## What to do
Return all the data, word for word.

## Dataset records
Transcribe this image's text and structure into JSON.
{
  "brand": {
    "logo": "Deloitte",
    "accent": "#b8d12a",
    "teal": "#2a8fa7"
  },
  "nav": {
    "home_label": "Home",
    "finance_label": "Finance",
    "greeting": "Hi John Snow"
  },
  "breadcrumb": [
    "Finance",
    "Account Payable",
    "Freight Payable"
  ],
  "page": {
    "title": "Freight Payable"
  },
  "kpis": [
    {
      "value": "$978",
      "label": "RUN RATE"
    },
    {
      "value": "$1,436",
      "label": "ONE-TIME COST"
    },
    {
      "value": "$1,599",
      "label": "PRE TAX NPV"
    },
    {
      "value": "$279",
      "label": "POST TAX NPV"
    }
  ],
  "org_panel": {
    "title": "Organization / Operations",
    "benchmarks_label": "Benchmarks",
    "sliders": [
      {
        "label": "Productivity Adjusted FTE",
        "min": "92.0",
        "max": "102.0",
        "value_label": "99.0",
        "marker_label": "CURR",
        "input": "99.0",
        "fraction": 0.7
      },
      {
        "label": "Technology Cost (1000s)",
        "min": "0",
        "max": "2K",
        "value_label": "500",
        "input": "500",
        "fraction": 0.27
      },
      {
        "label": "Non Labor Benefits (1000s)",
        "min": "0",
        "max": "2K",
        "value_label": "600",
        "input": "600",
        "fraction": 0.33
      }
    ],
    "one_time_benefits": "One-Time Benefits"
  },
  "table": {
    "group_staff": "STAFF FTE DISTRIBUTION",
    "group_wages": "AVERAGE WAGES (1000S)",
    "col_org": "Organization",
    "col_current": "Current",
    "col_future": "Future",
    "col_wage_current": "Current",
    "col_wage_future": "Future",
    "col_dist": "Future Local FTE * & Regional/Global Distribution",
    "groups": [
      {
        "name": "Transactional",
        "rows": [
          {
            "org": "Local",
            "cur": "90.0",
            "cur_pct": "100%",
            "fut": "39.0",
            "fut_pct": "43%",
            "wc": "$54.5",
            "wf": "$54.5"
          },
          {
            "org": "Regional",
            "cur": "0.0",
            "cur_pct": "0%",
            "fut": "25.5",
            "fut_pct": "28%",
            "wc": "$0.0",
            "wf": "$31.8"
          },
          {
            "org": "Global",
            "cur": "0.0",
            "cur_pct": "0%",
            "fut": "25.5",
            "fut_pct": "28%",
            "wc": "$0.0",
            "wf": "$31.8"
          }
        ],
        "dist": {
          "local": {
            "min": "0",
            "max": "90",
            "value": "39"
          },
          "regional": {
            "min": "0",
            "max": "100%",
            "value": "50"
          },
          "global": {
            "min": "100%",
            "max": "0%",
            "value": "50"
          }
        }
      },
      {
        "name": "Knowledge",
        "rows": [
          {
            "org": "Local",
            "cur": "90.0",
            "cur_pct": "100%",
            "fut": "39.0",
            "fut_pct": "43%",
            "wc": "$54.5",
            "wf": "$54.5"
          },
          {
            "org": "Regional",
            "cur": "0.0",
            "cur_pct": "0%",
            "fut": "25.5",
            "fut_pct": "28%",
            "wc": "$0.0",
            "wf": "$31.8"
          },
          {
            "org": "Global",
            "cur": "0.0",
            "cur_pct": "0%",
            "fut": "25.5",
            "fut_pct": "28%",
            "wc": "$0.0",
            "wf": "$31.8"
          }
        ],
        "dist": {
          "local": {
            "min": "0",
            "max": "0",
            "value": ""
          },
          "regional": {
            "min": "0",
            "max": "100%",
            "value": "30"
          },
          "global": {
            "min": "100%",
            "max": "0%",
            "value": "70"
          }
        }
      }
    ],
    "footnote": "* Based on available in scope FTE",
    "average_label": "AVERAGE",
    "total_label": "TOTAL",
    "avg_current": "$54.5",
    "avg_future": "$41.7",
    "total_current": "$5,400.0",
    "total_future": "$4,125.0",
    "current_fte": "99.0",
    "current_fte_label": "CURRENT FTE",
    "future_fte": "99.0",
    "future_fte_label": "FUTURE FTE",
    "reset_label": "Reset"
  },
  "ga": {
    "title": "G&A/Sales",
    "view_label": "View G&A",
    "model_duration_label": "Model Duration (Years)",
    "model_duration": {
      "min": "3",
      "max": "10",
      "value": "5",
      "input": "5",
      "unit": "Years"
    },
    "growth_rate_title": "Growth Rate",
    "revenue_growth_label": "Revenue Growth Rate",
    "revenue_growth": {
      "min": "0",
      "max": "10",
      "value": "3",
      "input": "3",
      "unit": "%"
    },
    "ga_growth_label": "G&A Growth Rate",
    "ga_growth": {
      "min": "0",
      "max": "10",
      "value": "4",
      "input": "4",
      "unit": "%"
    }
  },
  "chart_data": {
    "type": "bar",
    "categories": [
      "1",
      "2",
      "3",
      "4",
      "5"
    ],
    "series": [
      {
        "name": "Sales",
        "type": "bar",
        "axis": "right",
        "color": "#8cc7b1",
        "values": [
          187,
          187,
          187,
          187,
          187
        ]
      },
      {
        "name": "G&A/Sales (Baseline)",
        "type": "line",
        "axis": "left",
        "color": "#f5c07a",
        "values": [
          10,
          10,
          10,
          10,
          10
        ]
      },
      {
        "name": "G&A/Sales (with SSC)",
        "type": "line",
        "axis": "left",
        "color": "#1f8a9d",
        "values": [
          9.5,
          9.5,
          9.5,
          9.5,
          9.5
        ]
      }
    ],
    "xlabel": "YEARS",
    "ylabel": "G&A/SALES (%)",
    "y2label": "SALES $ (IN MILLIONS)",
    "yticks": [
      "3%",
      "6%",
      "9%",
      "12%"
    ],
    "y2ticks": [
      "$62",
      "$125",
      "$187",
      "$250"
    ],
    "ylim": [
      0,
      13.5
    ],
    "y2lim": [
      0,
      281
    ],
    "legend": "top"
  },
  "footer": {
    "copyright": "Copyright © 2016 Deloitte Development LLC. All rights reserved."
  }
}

## Correct answer
Transcribe this image's text and structure into JSON.
{
  "brand": {
    "logo": "Deloitte",
    "accent": "#b8d12a",
    "teal": "#2a8fa7"
  },
  "nav": {
    "home_label": "Home",
    "finance_label": "Finance",
    "greeting": "Hi John Snow"
  },
  "breadcrumb": [
    "Finance",
    "Account Payable",
    "Freight Payable"
  ],
  "page": {
    "title": "Freight Payable"
  },
  "kpis": [
    {
      "value": "$978",
      "label": "RUN RATE"
    },
    {
      "value": "$1,436",
      "label": "ONE-TIME COST"
    },
    {
      "value": "$1,599",
      "label": "PRE TAX NPV"
    },
    {
      "value": "$279",
      "label": "POST TAX NPV"
    }
  ],
  "org_panel": {
    "title": "Organization / Operations",
    "benchmarks_label": "Benchmarks",
    "sliders": [
      {
        "label": "Productivity Adjusted FTE",
        "min": "92.0",
        "max": "102.0",
        "value_label": "99.0",
        "marker_label": "CURR",
        "input": "99.0",
        "fraction": 0.7
      },
      {
        "label": "Technology Cost (1000s)",
        "min": "0",
        "max": "2K",
        "value_label": "500",
        "input": "500",
        "fraction": 0.27
      },
      {
        "label": "Non Labor Benefits (1000s)",
        "min": "0",
        "max": "2K",
        "value_label": "600",
        "input": "600",
        "fraction": 0.33
      }
    ],
    "one_time_benefits": "One-Time Benefits"
  },
  "table": {
    "group_staff": "STAFF FTE DISTRIBUTION",
    "group_wages": "AVERAGE WAGES (1000S)",
    "col_org": "Organization",
    "col_current": "Current",
    "col_future": "Future",
    "col_wage_current": "Current",
    "col_wage_future": "Future",
    "col_dist": "Future Local FTE * & Regional/Global Distribution",
    "groups": [
      {
        "name": "Transactional",
        "rows": [
          {
            "org": "Local",
            "cur": "90.0",
            "cur_pct": "100%",
            "fut": "39.0",
            "fut_pct": "43%",
            "wc": "$54.5",
            "wf": "$54.5"
          },
          {
            "org": "Regional",
            "cur": "0.0",
            "cur_pct": "0%",
            "fut": "25.5",
            "fut_pct": "28%",
            "wc": "$0.0",
            "wf": "$31.8"
          },
          {
            "org": "Global",
            "cur": "0.0",
            "cur_pct": "0%",
            "fut": "25.5",
            "fut_pct": "28%",
            "wc": "$0.0",
            "wf": "$31.8"
          }
        ],
        "dist": {
          "local": {
            "min": "0",
            "max": "90",
            "value": "39"
          },
          "regional": {
            "min": "0",
            "max": "100%",
            "value": "50"
          },
          "global": {
            "min": "100%",
            "max": "0%",
            "value": "50"
          }
        }
      },
      {
        "name": "Knowledge",
        "rows": [
          {
            "org": "Local",
            "cur": "90.0",
            "cur_pct": "100%",
            "fut": "39.0",
            "fut_pct": "43%",
            "wc": "$54.5",
            "wf": "$54.5"
          },
          {
            "org": "Regional",
            "cur": "0.0",
            "cur_pct": "0%",
            "fut": "25.5",
            "fut_pct": "28%",
            "wc": "$0.0",
            "wf": "$31.8"
          },
          {
            "org": "Global",
            "cur": "0.0",
            "cur_pct": "0%",
            "fut": "25.5",
            "fut_pct": "28%",
            "wc": "$0.0",
            "wf": "$31.8"
          }
        ],
        "dist": {
          "local": {
            "min": "0",
            "max": "0",
            "value": ""
          },
          "regional": {
            "min": "0",
            "max": "100%",
            "value": "30"
          },
          "global": {
            "min": "100%",
            "max": "0%",
            "value": "70"
          }
        }
      }
    ],
    "footnote": "* Based on available in scope FTE",
    "average_label": "AVERAGE",
    "total_label": "TOTAL",
    "avg_current": "$54.5",
    "avg_future": "$41.7",
    "total_current": "$5,400.0",
    "total_future": "$4,125.0",
    "current_fte": "99.0",
    "current_fte_label": "CURRENT FTE",
    "future_fte": "99.0",
    "future_fte_label": "FUTURE FTE",
    "reset_label": "Reset"
  },
  "ga": {
    "title": "G&A/Sales",
    "view_label": "View G&A",
    "model_duration_label": "Model Duration (Years)",
    "model_duration": {
      "min": "3",
      "max": "10",
      "value": "5",
      "input": "5",
      "unit": "Years"
    },
    "growth_rate_title": "Growth Rate",
    "revenue_growth_label": "Revenue Growth Rate",
    "revenue_growth": {
      "min": "0",
      "max": "10",
      "value": "3",
      "input": "3",
      "unit": "%"
    },
    "ga_growth_label": "G&A Growth Rate",
    "ga_growth": {
      "min": "0",
      "max": "10",
      "value": "4",
      "input": "4",
      "unit": "%"
    }
  },
  "chart_data": {
    "type": "bar",
    "categories": [
      "1",
      "2",
      "3",
      "4",
      "5"
    ],
    "series": [
      {
        "name": "Sales",
        "type": "bar",
        "axis": "right",
        "color": "#8cc7b1",
        "values": [
          187,
          187,
          187,
          187,
          187
        ]
      },
      {
        "name": "G&A/Sales (Baseline)",
        "type": "line",
        "axis": "left",
        "color": "#f5c07a",
        "values": [
          10,
          10,
          10,
          10,
          10
        ]
      },
      {
        "name": "G&A/Sales (with SSC)",
        "type": "line",
        "axis": "left",
        "color": "#1f8a9d",
        "values": [
          9.5,
          9.5,
          9.5,
          9.5,
          9.5
        ]
      }
    ],
    "xlabel": "YEARS",
    "ylabel": "G&A/SALES (%)",
    "y2label": "SALES $ (IN MILLIONS)",
    "yticks": [
      "3%",
      "6%",
      "9%",
      "12%"
    ],
    "y2ticks": [
      "$62",
      "$125",
      "$187",
      "$250"
    ],
    "ylim": [
      0,
      13.5
    ],
    "y2lim": [
      0,
      281
    ],
    "legend": "top"
  },
  "footer": {
    "copyright": "Copyright © 2016 Deloitte Development LLC. All rights reserved."
  }
}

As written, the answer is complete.